* _WHAT YOU NEED TO DO_
Gather all lines containing the string "CUSUM" and copy them out.

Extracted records
-------

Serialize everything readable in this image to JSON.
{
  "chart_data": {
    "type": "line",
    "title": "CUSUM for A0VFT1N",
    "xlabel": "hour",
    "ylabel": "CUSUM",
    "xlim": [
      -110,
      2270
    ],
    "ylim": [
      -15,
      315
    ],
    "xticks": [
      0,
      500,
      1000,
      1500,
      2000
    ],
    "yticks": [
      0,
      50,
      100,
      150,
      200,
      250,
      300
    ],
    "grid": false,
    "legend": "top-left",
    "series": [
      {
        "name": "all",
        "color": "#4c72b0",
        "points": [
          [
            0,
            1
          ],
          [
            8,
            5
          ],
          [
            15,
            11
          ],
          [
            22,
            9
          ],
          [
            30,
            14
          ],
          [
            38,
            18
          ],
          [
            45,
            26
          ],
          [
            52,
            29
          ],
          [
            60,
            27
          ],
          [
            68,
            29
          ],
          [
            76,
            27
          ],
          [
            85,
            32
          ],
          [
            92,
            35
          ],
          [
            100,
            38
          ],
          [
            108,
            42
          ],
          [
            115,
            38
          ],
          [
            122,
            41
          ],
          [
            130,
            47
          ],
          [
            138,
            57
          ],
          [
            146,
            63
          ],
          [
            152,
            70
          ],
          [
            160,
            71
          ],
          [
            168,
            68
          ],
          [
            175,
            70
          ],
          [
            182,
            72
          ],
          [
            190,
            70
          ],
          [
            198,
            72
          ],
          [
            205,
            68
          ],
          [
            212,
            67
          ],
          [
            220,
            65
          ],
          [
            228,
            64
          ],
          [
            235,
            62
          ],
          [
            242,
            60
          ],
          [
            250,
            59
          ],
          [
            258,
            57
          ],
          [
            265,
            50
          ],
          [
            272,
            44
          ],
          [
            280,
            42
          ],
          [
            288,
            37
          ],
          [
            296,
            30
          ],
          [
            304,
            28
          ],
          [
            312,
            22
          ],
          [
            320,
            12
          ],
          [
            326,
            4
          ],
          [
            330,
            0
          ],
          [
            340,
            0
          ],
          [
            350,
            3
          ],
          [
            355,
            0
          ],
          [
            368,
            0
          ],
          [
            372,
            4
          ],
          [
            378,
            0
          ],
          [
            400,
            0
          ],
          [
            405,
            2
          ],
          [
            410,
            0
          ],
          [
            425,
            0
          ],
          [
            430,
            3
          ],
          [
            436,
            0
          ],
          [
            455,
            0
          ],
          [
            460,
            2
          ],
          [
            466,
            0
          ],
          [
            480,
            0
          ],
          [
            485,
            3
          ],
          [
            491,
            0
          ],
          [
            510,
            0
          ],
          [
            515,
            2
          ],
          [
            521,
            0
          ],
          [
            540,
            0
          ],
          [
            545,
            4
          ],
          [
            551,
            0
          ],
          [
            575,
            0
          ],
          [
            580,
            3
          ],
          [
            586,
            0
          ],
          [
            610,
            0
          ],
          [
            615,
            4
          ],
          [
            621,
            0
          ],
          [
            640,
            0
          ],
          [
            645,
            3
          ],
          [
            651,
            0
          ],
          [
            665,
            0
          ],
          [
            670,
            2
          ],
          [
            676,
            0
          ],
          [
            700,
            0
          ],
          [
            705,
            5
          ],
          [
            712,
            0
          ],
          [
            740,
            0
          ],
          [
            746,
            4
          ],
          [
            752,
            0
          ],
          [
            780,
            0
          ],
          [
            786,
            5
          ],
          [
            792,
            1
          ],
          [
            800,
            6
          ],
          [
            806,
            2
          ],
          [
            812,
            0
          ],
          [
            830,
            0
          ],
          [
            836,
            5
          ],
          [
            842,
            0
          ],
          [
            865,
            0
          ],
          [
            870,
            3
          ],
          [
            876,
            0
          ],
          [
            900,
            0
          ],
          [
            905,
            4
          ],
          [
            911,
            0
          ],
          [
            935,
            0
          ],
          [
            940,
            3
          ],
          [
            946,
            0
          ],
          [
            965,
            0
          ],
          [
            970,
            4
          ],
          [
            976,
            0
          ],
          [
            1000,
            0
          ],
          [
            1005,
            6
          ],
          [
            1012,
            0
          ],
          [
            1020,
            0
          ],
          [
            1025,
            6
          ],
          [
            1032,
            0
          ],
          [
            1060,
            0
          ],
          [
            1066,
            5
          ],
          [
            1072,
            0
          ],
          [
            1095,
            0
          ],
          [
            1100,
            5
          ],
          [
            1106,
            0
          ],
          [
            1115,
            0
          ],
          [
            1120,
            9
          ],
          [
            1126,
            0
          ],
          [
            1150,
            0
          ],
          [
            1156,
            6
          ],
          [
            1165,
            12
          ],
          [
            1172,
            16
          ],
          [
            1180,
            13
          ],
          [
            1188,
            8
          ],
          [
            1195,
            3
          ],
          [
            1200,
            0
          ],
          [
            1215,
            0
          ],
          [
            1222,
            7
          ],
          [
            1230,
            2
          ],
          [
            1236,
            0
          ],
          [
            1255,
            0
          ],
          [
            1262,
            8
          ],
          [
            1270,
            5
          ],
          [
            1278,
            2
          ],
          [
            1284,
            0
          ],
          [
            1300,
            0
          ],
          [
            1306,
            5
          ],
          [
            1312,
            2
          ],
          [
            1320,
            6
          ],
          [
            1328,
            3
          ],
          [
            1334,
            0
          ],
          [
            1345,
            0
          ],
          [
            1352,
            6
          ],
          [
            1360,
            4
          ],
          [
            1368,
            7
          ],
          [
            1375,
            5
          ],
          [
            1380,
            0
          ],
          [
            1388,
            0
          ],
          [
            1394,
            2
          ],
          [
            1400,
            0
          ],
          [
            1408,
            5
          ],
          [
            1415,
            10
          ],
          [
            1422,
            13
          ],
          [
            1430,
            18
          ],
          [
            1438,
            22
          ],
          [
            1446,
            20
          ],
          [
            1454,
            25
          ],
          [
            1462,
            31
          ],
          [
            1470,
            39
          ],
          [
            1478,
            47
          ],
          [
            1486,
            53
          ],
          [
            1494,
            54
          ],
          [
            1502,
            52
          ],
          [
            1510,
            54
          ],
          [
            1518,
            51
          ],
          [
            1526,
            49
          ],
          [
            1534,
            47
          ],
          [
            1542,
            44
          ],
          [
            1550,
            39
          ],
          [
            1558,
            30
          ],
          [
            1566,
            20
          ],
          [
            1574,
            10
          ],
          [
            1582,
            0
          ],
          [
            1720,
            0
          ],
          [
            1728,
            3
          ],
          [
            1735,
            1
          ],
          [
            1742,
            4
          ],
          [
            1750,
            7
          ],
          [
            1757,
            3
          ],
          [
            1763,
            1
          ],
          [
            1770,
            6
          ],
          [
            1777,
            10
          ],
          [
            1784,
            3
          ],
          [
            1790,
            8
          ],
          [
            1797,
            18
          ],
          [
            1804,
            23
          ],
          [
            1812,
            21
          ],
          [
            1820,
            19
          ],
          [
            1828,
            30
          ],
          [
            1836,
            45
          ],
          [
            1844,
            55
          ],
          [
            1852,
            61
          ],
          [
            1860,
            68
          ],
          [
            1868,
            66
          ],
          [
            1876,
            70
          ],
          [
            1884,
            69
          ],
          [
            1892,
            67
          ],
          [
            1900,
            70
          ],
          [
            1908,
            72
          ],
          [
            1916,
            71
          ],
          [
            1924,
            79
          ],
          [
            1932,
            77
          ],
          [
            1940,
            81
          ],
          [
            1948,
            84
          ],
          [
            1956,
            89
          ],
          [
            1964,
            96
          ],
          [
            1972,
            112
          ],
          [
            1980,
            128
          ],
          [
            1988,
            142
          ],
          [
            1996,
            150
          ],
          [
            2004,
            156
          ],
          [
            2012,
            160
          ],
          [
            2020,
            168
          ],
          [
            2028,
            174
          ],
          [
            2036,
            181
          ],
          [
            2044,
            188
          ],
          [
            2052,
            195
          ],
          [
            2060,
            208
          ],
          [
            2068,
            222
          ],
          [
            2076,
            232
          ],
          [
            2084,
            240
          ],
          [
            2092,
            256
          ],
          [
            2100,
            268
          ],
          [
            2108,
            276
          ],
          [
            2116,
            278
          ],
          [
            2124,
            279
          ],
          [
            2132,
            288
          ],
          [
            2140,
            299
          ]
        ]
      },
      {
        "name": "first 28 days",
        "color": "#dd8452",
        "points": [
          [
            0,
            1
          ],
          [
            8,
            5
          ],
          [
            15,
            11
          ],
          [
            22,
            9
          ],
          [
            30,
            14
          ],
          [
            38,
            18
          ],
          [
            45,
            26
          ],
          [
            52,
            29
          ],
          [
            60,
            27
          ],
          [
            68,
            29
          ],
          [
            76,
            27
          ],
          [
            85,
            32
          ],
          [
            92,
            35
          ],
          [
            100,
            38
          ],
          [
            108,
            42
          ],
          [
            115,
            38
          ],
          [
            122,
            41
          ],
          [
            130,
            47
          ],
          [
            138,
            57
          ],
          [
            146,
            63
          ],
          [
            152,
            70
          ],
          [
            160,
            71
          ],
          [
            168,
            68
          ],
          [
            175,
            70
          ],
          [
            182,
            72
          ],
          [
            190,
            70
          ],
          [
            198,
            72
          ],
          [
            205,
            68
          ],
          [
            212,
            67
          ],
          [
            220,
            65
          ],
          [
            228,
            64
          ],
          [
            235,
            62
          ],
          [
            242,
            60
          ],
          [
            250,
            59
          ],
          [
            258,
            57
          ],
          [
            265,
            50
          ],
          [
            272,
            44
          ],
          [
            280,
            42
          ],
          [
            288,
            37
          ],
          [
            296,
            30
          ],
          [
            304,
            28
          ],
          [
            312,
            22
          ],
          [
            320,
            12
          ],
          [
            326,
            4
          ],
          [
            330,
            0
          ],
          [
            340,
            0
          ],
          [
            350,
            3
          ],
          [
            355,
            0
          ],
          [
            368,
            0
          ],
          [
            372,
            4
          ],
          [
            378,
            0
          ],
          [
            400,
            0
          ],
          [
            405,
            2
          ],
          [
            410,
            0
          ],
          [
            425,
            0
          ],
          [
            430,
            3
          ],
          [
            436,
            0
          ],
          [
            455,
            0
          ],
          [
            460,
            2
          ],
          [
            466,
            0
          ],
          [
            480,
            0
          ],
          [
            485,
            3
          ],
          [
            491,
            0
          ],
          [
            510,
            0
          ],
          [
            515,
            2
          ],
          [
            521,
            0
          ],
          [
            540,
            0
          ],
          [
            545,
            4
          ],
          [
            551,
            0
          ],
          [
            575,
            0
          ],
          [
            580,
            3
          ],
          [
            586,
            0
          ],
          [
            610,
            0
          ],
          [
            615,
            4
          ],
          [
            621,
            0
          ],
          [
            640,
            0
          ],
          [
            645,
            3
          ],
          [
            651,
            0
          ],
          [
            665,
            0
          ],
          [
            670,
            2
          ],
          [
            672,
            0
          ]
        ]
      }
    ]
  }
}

-------

* _RESULT OF THIS EXERCISE_
    "title": "CUSUM for A0VFT1N",
    "ylabel": "CUSUM",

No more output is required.